=== Exercise details ===
Reproduce the full listing that appears beneath this instruction exactly.
----- Data entries
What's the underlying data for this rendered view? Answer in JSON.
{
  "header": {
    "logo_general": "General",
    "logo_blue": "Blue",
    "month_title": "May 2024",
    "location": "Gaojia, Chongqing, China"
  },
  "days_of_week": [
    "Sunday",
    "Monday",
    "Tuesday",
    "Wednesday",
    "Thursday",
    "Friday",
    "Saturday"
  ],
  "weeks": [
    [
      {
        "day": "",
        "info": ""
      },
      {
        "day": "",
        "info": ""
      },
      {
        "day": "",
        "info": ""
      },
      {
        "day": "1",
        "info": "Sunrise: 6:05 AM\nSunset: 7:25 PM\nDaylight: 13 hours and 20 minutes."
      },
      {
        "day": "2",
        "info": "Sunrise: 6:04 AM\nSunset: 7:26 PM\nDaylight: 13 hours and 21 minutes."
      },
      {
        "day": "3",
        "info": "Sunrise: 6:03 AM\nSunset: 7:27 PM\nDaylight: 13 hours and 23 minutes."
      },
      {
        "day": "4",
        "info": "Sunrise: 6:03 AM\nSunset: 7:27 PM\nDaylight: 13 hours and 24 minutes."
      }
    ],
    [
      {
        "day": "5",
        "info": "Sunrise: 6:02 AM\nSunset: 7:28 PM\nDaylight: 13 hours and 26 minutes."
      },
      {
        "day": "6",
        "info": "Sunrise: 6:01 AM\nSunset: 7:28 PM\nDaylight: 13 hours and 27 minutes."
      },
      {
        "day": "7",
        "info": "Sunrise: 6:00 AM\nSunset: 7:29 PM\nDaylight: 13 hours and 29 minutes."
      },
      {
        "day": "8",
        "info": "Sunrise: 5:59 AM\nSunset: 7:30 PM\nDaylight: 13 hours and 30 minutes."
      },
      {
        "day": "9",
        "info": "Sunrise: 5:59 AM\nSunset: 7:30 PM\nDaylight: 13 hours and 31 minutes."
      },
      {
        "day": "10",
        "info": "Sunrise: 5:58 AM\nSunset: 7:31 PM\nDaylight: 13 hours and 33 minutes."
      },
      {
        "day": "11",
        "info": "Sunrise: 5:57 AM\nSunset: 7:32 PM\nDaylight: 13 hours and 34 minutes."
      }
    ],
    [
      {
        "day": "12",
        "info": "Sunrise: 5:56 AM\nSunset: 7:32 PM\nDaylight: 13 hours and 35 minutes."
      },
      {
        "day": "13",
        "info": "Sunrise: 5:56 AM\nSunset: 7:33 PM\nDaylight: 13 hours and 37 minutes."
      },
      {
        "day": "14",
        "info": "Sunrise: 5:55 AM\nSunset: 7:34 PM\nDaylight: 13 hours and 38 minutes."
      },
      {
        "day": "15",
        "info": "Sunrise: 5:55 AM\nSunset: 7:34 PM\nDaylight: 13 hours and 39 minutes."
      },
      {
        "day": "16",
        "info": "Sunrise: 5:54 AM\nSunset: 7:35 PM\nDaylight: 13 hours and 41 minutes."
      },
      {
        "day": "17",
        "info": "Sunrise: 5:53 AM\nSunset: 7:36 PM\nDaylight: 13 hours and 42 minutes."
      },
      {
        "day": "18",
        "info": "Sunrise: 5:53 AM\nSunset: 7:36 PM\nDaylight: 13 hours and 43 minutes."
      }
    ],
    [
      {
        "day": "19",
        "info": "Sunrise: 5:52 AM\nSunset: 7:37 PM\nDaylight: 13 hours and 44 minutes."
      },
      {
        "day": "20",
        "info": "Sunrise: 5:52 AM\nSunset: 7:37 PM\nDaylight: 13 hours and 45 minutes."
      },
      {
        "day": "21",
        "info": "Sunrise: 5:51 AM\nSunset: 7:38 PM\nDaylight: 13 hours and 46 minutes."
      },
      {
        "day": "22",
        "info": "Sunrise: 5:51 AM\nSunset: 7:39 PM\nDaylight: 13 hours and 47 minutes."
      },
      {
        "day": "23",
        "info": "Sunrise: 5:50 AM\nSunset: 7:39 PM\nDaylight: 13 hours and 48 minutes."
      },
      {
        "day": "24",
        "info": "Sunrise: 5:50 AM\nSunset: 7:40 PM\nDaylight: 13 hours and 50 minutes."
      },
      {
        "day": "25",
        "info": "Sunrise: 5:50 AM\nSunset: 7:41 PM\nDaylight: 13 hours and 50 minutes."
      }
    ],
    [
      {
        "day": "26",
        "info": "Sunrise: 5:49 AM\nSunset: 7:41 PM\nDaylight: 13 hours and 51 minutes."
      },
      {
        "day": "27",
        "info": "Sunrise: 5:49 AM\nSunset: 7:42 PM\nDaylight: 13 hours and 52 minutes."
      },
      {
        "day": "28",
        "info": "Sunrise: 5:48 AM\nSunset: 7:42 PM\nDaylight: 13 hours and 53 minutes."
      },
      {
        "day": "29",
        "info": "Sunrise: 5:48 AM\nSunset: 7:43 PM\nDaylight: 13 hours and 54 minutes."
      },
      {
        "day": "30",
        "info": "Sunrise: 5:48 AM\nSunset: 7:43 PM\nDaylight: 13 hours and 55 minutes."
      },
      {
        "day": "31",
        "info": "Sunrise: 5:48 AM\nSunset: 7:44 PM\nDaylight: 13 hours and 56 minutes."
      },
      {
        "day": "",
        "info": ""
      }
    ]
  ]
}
----------
=== Solution to this problem ===
What's the underlying data for this rendered view? Answer in JSON.
{
  "header": {
    "logo_general": "General",
    "logo_blue": "Blue",
    "month_title": "May 2024",
    "location": "Gaojia, Chongqing, China"
  },
  "days_of_week": [
    "Sunday",
    "Monday",
    "Tuesday",
    "Wednesday",
    "Thursday",
    "Friday",
    "Saturday"
  ],
  "weeks": [
    [
      {
        "day": "",
        "info": ""
      },
      {
        "day": "",
        "info": ""
      },
      {
        "day": "",
        "info": ""
      },
      {
        "day": "1",
        "info": "Sunrise: 6:05 AM\nSunset: 7:25 PM\nDaylight: 13 hours and 20 minutes."
      },
      {
        "day": "2",
        "info": "Sunrise: 6:04 AM\nSunset: 7:26 PM\nDaylight: 13 hours and 21 minutes."
      },
      {
        "day": "3",
        "info": "Sunrise: 6:03 AM\nSunset: 7:27 PM\nDaylight: 13 hours and 23 minutes."
      },
      {
        "day": "4",
        "info": "Sunrise: 6:03 AM\nSunset: 7:27 PM\nDaylight: 13 hours and 24 minutes."
      }
    ],
    [
      {
        "day": "5",
        "info": "Sunrise: 6:02 AM\nSunset: 7:28 PM\nDaylight: 13 hours and 26 minutes."
      },
      {
        "day": "6",
        "info": "Sunrise: 6:01 AM\nSunset: 7:28 PM\nDaylight: 13 hours and 27 minutes."
      },
      {
        "day": "7",
        "info": "Sunrise: 6:00 AM\nSunset: 7:29 PM\nDaylight: 13 hours and 29 minutes."
      },
      {
        "day": "8",
        "info": "Sunrise: 5:59 AM\nSunset: 7:30 PM\nDaylight: 13 hours and 30 minutes."
      },
      {
        "day": "9",
        "info": "Sunrise: 5:59 AM\nSunset: 7:30 PM\nDaylight: 13 hours and 31 minutes."
      },
      {
        "day": "10",
        "info": "Sunrise: 5:58 AM\nSunset: 7:31 PM\nDaylight: 13 hours and 33 minutes."
      },
      {
        "day": "11",
        "info": "Sunrise: 5:57 AM\nSunset: 7:32 PM\nDaylight: 13 hours and 34 minutes."
      }
    ],
    [
      {
        "day": "12",
        "info": "Sunrise: 5:56 AM\nSunset: 7:32 PM\nDaylight: 13 hours and 35 minutes."
      },
      {
        "day": "13",
        "info": "Sunrise: 5:56 AM\nSunset: 7:33 PM\nDaylight: 13 hours and 37 minutes."
      },
      {
        "day": "14",
        "info": "Sunrise: 5:55 AM\nSunset: 7:34 PM\nDaylight: 13 hours and 38 minutes."
      },
      {
        "day": "15",
        "info": "Sunrise: 5:55 AM\nSunset: 7:34 PM\nDaylight: 13 hours and 39 minutes."
      },
      {
        "day": "16",
        "info": "Sunrise: 5:54 AM\nSunset: 7:35 PM\nDaylight: 13 hours and 41 minutes."
      },
      {
        "day": "17",
        "info": "Sunrise: 5:53 AM\nSunset: 7:36 PM\nDaylight: 13 hours and 42 minutes."
      },
      {
        "day": "18",
        "info": "Sunrise: 5:53 AM\nSunset: 7:36 PM\nDaylight: 13 hours and 43 minutes."
      }
    ],
    [
      {
        "day": "19",
        "info": "Sunrise: 5:52 AM\nSunset: 7:37 PM\nDaylight: 13 hours and 44 minutes."
      },
      {
        "day": "20",
        "info": "Sunrise: 5:52 AM\nSunset: 7:37 PM\nDaylight: 13 hours and 45 minutes."
      },
      {
        "day": "21",
        "info": "Sunrise: 5:51 AM\nSunset: 7:38 PM\nDaylight: 13 hours and 46 minutes."
      },
      {
        "day": "22",
        "info": "Sunrise: 5:51 AM\nSunset: 7:39 PM\nDaylight: 13 hours and 47 minutes."
      },
      {
        "day": "23",
        "info": "Sunrise: 5:50 AM\nSunset: 7:39 PM\nDaylight: 13 hours and 48 minutes."
      },
      {
        "day": "24",
        "info": "Sunrise: 5:50 AM\nSunset: 7:40 PM\nDaylight: 13 hours and 50 minutes."
      },
      {
        "day": "25",
        "info": "Sunrise: 5:50 AM\nSunset: 7:41 PM\nDaylight: 13 hours and 50 minutes."
      }
    ],
    [
      {
        "day": "26",
        "info": "Sunrise: 5:49 AM\nSunset: 7:41 PM\nDaylight: 13 hours and 51 minutes."
      },
      {
        "day": "27",
        "info": "Sunrise: 5:49 AM\nSunset: 7:42 PM\nDaylight: 13 hours and 52 minutes."
      },
      {
        "day": "28",
        "info": "Sunrise: 5:48 AM\nSunset: 7:42 PM\nDaylight: 13 hours and 53 minutes."
      },
      {
        "day": "29",
        "info": "Sunrise: 5:48 AM\nSunset: 7:43 PM\nDaylight: 13 hours and 54 minutes."
      },
      {
        "day": "30",
        "info": "Sunrise: 5:48 AM\nSunset: 7:43 PM\nDaylight: 13 hours and 55 minutes."
      },
      {
        "day": "31",
        "info": "Sunrise: 5:48 AM\nSunset: 7:44 PM\nDaylight: 13 hours and 56 minutes."
      },
      {
        "day": "",
        "info": ""
      }
    ]
  ]
}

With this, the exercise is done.